Problem requirements: Using the data below, tally the lines that include the string "Obniżki". Only the number is wanted.

Stored rows:
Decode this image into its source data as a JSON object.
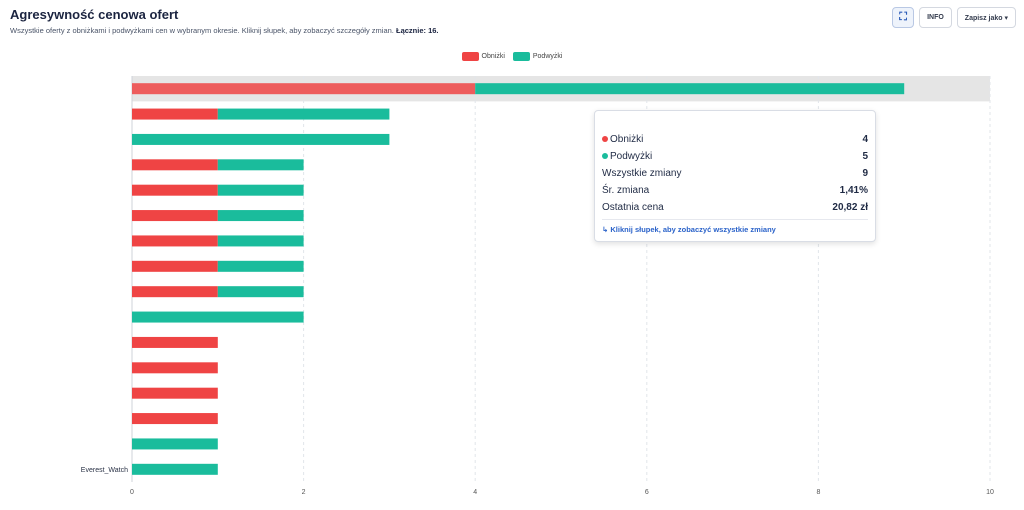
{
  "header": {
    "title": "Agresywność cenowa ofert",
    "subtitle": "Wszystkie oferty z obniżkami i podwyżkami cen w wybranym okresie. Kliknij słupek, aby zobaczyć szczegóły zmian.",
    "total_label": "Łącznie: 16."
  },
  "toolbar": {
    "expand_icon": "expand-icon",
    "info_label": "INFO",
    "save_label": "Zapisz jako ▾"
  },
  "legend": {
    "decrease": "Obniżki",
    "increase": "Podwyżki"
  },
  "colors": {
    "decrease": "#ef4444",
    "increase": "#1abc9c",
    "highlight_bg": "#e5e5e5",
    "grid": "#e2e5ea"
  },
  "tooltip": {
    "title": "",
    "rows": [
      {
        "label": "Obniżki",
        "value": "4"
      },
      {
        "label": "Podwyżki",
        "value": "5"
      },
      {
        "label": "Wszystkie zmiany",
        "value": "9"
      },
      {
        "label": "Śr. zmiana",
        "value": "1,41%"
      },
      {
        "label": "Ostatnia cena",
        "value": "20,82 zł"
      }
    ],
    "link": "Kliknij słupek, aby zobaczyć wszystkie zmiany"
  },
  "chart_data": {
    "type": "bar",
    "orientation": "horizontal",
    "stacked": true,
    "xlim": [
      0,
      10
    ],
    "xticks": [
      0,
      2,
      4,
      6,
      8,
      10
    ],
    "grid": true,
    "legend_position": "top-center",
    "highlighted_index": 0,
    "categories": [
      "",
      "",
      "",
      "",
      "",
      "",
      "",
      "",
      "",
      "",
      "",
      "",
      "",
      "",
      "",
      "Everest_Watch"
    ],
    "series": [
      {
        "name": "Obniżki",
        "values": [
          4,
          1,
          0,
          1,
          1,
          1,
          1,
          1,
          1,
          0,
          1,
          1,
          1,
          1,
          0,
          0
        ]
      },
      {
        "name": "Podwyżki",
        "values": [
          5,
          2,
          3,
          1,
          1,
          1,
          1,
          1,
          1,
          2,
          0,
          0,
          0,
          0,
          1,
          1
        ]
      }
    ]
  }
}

Output of the task: 3